**AIM OF THE TASK**
Filter the entries, keeping every line with the word "Luigi".

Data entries
________
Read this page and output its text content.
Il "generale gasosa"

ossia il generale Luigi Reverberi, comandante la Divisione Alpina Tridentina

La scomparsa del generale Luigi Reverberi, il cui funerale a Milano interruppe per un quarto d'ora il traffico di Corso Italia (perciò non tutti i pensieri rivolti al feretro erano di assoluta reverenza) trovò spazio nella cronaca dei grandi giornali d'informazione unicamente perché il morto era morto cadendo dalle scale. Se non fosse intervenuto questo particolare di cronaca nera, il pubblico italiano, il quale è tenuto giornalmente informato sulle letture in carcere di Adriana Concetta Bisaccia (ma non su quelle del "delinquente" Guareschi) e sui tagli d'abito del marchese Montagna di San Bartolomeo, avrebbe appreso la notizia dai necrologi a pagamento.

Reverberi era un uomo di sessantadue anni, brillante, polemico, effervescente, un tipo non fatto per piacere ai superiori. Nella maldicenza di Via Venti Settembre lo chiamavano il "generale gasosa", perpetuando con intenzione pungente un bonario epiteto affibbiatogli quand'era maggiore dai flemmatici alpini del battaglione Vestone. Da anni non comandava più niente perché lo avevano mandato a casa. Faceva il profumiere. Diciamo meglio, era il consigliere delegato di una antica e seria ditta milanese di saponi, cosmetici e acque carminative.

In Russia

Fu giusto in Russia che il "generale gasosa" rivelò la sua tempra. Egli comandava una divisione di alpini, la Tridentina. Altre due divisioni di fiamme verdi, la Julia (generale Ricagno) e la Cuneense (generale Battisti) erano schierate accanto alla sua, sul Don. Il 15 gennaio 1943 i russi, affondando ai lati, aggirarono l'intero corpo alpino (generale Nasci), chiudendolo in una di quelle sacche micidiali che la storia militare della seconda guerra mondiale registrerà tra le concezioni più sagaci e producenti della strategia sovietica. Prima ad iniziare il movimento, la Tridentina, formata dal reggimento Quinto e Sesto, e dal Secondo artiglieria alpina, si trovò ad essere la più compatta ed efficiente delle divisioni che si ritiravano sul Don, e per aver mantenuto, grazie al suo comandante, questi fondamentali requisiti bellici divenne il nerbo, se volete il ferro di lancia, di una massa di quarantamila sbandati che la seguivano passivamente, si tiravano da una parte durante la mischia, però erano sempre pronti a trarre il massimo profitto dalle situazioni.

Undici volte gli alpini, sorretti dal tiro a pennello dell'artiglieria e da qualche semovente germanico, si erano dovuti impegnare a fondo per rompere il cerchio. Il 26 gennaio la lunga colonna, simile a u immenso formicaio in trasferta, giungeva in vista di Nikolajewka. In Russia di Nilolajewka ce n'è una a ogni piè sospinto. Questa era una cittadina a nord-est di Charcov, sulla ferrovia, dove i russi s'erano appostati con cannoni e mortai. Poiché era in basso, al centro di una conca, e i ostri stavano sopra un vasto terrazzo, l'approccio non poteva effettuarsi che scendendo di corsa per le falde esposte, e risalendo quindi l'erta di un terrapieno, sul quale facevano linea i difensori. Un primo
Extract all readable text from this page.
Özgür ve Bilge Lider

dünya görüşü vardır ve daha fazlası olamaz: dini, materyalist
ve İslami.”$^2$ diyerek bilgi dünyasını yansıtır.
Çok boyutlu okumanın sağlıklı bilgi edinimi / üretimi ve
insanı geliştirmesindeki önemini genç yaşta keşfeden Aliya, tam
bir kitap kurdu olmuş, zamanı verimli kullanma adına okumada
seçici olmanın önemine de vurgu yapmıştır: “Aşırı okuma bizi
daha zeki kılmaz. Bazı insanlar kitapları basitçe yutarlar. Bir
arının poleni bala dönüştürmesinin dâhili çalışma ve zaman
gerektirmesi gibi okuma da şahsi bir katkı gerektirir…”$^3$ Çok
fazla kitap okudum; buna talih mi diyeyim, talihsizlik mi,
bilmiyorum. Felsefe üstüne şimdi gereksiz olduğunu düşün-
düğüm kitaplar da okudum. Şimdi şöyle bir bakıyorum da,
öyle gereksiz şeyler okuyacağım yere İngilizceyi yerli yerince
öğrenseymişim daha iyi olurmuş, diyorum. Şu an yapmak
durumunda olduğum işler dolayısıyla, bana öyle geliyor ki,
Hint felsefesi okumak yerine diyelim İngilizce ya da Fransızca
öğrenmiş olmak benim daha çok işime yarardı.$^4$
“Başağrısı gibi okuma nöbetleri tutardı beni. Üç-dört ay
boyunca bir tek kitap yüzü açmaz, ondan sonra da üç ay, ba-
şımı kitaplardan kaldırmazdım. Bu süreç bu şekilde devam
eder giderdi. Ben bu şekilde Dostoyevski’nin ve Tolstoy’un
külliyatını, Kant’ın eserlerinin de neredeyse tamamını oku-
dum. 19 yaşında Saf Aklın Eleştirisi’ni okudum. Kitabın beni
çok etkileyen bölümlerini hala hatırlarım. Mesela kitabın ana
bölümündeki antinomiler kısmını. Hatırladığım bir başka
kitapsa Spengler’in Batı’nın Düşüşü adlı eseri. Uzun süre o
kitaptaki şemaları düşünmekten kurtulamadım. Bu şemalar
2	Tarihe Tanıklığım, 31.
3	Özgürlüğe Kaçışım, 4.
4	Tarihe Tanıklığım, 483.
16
________
**FULL RESPONSE**
ossia il generale Luigi Reverberi, comandante la Divisione Alpina Tridentina
La scomparsa del generale Luigi Reverberi, il cui funerale a Milano interruppe per un quarto d'ora il traffico di Corso Italia (perciò non tutti i pensieri rivolti al feretro erano di assoluta reverenza) trovò spazio nella cronaca dei grandi giornali d'informazione unicamente perché il morto era morto cadendo dalle scale. Se non fosse intervenuto questo particolare di cronaca nera, il pubblico italiano, il quale è tenuto giornalmente informato sulle letture in carcere di Adriana Concetta Bisaccia (ma non su quelle del "delinquente" Guareschi) e sui tagli d'abito del marchese Montagna di San Bartolomeo, avrebbe appreso la notizia dai necrologi a pagamento.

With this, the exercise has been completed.